----- ROWS

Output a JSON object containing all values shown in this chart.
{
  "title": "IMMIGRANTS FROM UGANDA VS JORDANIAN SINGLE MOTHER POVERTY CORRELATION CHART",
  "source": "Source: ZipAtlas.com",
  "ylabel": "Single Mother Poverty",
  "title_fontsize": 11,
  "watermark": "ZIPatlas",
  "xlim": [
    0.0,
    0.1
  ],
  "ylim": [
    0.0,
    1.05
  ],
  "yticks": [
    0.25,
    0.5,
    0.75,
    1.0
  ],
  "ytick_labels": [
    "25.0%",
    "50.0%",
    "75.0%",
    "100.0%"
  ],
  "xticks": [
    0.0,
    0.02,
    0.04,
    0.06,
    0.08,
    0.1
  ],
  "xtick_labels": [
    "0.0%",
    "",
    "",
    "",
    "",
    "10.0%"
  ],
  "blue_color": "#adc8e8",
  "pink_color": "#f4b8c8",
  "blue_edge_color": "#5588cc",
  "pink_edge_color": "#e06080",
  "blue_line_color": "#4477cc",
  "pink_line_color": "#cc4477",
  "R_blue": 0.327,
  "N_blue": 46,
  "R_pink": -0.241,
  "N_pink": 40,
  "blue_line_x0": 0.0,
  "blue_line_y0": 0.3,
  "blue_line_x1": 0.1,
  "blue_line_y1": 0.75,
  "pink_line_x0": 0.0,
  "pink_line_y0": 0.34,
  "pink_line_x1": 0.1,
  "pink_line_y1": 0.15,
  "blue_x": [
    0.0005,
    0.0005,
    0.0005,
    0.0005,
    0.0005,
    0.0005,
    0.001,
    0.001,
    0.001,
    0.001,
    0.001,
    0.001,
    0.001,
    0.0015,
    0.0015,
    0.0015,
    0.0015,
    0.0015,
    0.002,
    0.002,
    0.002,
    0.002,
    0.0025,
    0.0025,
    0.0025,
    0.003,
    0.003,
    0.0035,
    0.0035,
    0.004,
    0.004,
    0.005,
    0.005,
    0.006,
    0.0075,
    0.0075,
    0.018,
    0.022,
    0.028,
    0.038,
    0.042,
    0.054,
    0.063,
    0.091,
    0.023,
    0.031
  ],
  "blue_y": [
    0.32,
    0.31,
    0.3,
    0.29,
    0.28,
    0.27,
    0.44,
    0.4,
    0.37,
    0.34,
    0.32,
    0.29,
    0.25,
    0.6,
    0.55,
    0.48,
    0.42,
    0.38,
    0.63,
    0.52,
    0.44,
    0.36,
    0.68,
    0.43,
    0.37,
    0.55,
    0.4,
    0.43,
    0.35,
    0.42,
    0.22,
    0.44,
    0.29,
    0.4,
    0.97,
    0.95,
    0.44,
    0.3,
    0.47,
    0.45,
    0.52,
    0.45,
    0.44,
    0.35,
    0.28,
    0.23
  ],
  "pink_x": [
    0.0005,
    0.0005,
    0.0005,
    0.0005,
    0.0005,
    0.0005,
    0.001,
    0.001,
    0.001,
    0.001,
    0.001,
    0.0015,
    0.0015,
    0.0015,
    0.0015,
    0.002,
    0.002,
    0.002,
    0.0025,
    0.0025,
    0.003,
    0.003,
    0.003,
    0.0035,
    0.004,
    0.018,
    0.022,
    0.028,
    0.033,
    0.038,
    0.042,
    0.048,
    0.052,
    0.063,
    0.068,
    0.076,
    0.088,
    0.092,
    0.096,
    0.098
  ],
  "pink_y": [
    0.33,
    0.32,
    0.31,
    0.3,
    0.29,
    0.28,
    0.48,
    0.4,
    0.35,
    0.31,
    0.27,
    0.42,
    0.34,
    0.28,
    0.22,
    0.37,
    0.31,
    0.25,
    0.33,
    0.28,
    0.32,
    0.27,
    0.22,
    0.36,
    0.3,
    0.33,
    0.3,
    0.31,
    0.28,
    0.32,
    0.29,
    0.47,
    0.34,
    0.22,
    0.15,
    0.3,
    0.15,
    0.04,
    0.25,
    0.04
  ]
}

----------

## WHAT YOU WILL DO
Set down the listing in full, keeping every word exactly as it is.

## WORKED SOLUTION
Output a JSON object containing all values shown in this chart.
{
  "title": "IMMIGRANTS FROM UGANDA VS JORDANIAN SINGLE MOTHER POVERTY CORRELATION CHART",
  "source": "Source: ZipAtlas.com",
  "ylabel": "Single Mother Poverty",
  "title_fontsize": 11,
  "watermark": "ZIPatlas",
  "xlim": [
    0.0,
    0.1
  ],
  "ylim": [
    0.0,
    1.05
  ],
  "yticks": [
    0.25,
    0.5,
    0.75,
    1.0
  ],
  "ytick_labels": [
    "25.0%",
    "50.0%",
    "75.0%",
    "100.0%"
  ],
  "xticks": [
    0.0,
    0.02,
    0.04,
    0.06,
    0.08,
    0.1
  ],
  "xtick_labels": [
    "0.0%",
    "",
    "",
    "",
    "",
    "10.0%"
  ],
  "blue_color": "#adc8e8",
  "pink_color": "#f4b8c8",
  "blue_edge_color": "#5588cc",
  "pink_edge_color": "#e06080",
  "blue_line_color": "#4477cc",
  "pink_line_color": "#cc4477",
  "R_blue": 0.327,
  "N_blue": 46,
  "R_pink": -0.241,
  "N_pink": 40,
  "blue_line_x0": 0.0,
  "blue_line_y0": 0.3,
  "blue_line_x1": 0.1,
  "blue_line_y1": 0.75,
  "pink_line_x0": 0.0,
  "pink_line_y0": 0.34,
  "pink_line_x1": 0.1,
  "pink_line_y1": 0.15,
  "blue_x": [
    0.0005,
    0.0005,
    0.0005,
    0.0005,
    0.0005,
    0.0005,
    0.001,
    0.001,
    0.001,
    0.001,
    0.001,
    0.001,
    0.001,
    0.0015,
    0.0015,
    0.0015,
    0.0015,
    0.0015,
    0.002,
    0.002,
    0.002,
    0.002,
    0.0025,
    0.0025,
    0.0025,
    0.003,
    0.003,
    0.0035,
    0.0035,
    0.004,
    0.004,
    0.005,
    0.005,
    0.006,
    0.0075,
    0.0075,
    0.018,
    0.022,
    0.028,
    0.038,
    0.042,
    0.054,
    0.063,
    0.091,
    0.023,
    0.031
  ],
  "blue_y": [
    0.32,
    0.31,
    0.3,
    0.29,
    0.28,
    0.27,
    0.44,
    0.4,
    0.37,
    0.34,
    0.32,
    0.29,
    0.25,
    0.6,
    0.55,
    0.48,
    0.42,
    0.38,
    0.63,
    0.52,
    0.44,
    0.36,
    0.68,
    0.43,
    0.37,
    0.55,
    0.4,
    0.43,
    0.35,
    0.42,
    0.22,
    0.44,
    0.29,
    0.4,
    0.97,
    0.95,
    0.44,
    0.3,
    0.47,
    0.45,
    0.52,
    0.45,
    0.44,
    0.35,
    0.28,
    0.23
  ],
  "pink_x": [
    0.0005,
    0.0005,
    0.0005,
    0.0005,
    0.0005,
    0.0005,
    0.001,
    0.001,
    0.001,
    0.001,
    0.001,
    0.0015,
    0.0015,
    0.0015,
    0.0015,
    0.002,
    0.002,
    0.002,
    0.0025,
    0.0025,
    0.003,
    0.003,
    0.003,
    0.0035,
    0.004,
    0.018,
    0.022,
    0.028,
    0.033,
    0.038,
    0.042,
    0.048,
    0.052,
    0.063,
    0.068,
    0.076,
    0.088,
    0.092,
    0.096,
    0.098
  ],
  "pink_y": [
    0.33,
    0.32,
    0.31,
    0.3,
    0.29,
    0.28,
    0.48,
    0.4,
    0.35,
    0.31,
    0.27,
    0.42,
    0.34,
    0.28,
    0.22,
    0.37,
    0.31,
    0.25,
    0.33,
    0.28,
    0.32,
    0.27,
    0.22,
    0.36,
    0.3,
    0.33,
    0.3,
    0.31,
    0.28,
    0.32,
    0.29,
    0.47,
    0.34,
    0.22,
    0.15,
    0.3,
    0.15,
    0.04,
    0.25,
    0.04
  ]
}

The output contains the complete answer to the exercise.